Collection entries:

┄┄┄┄┄┄┄┄┄┄┄┄┄┄┄┄┄┄┄┄

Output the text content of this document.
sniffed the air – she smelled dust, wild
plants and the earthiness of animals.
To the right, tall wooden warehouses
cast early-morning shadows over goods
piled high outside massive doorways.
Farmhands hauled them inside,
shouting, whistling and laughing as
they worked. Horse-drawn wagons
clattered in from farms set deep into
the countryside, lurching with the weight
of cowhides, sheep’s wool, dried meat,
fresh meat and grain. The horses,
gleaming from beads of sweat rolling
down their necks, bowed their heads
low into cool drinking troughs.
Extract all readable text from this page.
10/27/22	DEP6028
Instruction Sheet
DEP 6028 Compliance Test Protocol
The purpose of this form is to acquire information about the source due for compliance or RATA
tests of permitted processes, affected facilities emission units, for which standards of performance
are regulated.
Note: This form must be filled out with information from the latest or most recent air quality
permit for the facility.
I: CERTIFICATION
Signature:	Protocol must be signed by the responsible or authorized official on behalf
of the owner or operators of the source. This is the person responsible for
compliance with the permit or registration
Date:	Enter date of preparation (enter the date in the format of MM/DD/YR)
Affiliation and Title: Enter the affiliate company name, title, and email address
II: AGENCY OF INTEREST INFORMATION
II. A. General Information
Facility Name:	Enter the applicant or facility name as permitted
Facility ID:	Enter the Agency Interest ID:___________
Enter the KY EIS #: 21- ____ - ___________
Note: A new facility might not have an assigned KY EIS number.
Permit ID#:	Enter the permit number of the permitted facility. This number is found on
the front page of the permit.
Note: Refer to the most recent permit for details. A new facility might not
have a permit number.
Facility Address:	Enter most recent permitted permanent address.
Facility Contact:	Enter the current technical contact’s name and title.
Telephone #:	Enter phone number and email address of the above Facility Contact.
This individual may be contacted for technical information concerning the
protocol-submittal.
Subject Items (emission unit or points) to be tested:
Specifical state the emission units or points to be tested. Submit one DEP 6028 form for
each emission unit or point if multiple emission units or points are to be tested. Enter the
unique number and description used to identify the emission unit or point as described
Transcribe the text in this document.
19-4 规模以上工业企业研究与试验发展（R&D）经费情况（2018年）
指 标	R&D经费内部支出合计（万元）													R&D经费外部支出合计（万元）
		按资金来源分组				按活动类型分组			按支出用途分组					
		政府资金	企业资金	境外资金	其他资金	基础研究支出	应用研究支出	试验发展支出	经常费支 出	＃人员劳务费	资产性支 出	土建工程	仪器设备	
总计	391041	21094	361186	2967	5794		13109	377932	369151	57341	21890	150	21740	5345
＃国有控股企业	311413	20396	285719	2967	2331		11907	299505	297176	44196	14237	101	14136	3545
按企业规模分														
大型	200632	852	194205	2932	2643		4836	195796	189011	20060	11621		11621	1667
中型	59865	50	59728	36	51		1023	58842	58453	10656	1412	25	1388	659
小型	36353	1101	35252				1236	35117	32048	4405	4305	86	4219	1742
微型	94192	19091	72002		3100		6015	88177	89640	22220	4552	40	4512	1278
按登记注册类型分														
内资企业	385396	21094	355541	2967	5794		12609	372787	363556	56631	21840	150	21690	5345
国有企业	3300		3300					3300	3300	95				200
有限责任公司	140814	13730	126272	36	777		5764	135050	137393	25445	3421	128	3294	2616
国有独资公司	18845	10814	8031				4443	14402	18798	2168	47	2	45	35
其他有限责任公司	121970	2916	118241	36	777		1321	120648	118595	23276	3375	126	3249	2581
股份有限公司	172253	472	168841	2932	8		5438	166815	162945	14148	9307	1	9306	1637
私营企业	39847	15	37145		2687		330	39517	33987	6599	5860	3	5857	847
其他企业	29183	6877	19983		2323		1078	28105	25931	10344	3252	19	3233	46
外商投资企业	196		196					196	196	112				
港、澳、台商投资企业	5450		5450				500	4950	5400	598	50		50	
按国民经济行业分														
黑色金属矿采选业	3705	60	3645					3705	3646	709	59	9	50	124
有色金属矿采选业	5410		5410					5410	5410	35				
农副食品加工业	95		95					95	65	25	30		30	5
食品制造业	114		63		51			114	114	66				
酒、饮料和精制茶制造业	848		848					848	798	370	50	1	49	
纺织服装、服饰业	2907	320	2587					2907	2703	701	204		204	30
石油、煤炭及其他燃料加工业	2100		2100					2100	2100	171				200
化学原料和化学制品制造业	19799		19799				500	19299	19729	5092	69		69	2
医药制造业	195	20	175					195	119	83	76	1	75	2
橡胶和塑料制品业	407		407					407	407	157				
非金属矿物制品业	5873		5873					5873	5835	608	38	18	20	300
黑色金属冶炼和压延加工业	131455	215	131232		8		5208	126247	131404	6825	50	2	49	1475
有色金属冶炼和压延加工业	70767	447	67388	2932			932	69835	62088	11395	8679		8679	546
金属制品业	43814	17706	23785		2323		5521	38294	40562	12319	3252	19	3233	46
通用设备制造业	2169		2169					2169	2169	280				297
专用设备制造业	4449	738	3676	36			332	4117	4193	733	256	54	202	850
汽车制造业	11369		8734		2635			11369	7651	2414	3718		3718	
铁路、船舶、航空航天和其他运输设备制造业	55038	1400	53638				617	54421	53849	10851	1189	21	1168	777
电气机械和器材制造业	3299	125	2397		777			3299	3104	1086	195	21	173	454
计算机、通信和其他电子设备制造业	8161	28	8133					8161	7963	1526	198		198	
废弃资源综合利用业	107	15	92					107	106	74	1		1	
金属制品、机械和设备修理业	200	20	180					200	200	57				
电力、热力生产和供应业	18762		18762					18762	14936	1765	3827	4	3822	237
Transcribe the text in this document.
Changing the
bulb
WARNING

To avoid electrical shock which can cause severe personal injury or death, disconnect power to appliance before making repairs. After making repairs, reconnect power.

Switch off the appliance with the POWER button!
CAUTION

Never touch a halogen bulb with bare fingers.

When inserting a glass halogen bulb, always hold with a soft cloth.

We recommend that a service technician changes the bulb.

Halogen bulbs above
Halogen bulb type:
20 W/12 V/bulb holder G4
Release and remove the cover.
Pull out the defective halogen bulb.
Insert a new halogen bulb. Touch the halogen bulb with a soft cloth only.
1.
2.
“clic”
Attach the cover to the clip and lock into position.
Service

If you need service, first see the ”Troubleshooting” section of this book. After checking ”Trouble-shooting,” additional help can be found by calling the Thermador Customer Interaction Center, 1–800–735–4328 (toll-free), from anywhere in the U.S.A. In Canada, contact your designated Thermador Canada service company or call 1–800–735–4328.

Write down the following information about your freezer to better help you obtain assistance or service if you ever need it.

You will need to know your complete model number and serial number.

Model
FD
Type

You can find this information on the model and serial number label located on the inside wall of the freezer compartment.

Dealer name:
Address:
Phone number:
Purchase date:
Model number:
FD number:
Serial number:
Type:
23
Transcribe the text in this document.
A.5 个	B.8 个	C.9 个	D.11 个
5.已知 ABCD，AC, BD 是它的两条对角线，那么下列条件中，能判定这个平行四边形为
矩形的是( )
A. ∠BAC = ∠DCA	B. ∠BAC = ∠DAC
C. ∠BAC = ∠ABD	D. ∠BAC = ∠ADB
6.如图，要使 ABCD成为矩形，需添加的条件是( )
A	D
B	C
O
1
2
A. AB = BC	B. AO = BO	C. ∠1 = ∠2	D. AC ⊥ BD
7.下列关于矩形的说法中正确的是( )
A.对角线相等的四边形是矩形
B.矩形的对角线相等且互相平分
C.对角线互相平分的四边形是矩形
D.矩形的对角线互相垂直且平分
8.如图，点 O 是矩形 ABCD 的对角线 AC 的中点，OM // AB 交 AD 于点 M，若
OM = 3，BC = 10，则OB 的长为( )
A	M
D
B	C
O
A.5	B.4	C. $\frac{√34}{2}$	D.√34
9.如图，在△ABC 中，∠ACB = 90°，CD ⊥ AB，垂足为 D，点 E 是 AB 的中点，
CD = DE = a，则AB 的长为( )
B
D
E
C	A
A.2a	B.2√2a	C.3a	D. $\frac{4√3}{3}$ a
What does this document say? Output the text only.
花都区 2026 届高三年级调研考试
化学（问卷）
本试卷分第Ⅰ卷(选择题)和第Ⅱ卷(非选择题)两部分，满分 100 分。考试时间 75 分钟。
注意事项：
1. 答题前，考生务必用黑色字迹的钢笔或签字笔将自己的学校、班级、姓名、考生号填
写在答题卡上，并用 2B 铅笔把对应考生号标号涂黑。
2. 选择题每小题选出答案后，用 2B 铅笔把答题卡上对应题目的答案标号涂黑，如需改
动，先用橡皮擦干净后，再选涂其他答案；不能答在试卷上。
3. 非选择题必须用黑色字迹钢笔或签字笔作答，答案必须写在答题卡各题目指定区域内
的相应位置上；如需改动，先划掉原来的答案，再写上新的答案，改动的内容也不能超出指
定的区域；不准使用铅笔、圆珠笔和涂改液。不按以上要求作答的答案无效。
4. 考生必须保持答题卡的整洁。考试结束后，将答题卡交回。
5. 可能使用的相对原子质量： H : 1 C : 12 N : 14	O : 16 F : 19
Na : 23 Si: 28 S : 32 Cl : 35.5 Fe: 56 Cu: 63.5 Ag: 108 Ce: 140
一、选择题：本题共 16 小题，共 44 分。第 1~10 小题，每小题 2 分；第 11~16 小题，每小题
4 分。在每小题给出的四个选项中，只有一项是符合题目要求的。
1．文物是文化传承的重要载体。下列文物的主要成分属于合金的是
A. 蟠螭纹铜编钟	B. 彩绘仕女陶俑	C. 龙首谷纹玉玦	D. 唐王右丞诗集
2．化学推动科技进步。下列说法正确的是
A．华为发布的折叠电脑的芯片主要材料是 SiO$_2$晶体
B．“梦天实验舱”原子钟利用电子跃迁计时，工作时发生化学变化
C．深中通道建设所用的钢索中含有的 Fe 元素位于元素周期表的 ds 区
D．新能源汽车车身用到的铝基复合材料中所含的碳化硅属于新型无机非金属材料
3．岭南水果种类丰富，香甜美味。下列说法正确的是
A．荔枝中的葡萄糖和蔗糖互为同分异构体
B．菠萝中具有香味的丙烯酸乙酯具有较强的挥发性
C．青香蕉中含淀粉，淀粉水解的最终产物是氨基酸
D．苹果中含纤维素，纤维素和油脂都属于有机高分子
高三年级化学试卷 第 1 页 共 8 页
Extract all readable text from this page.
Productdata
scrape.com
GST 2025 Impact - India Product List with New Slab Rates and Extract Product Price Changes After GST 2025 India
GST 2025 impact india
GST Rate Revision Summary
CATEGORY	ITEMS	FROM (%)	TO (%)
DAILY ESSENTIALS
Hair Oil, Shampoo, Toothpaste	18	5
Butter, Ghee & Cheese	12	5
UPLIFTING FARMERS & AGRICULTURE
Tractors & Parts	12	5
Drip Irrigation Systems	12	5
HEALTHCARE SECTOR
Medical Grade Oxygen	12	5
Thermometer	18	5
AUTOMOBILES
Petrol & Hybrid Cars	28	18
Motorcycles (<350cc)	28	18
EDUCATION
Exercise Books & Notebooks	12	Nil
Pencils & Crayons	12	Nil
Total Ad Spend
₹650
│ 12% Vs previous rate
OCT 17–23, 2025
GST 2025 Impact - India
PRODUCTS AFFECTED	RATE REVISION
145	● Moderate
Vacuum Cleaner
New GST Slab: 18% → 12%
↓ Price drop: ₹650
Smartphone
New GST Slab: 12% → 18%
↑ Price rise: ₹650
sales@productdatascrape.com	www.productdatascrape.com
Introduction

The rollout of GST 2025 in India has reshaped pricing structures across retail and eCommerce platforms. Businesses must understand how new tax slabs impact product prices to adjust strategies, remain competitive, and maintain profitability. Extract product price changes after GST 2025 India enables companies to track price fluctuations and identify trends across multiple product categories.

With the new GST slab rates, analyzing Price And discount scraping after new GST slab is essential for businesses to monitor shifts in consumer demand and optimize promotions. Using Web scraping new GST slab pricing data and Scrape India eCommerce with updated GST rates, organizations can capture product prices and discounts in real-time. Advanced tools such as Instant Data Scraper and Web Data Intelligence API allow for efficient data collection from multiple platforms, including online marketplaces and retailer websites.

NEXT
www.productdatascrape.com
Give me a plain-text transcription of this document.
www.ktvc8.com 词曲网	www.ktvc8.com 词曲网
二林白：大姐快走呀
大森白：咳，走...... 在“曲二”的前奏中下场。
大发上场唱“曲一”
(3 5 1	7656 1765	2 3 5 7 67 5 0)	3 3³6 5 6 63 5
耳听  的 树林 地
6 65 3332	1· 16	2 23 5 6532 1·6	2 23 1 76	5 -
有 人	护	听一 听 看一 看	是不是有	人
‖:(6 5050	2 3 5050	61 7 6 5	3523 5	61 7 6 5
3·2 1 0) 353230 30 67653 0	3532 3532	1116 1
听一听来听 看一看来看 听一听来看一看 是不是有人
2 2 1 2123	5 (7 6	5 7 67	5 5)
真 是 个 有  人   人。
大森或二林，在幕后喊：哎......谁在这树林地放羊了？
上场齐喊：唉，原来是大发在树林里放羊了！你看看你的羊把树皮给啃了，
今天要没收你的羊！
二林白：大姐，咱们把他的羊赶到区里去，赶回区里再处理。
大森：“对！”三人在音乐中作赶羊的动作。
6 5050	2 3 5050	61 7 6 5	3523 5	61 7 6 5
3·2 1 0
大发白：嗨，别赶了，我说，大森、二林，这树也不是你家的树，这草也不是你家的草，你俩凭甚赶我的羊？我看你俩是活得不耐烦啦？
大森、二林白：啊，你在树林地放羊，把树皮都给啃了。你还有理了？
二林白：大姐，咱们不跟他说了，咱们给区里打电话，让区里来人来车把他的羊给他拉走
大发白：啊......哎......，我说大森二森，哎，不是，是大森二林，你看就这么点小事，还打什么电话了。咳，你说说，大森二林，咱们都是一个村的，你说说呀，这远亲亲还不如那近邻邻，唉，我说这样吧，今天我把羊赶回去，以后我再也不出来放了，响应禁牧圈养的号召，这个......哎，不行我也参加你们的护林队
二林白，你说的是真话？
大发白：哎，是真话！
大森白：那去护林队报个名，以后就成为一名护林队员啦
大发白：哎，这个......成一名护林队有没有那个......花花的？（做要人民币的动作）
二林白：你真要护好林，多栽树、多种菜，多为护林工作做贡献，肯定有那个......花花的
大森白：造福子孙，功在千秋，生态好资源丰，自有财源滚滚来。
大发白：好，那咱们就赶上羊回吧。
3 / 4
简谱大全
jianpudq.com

┄┄┄┄┄┄┄┄┄┄┄┄┄┄┄┄┄┄┄┄

Short task: Search the lines for the string "responsible" and copy every line that has it.

Response to the exercise:
Signature:	Protocol must be signed by the responsible or authorized official on behalf
of the owner or operators of the source. This is the person responsible for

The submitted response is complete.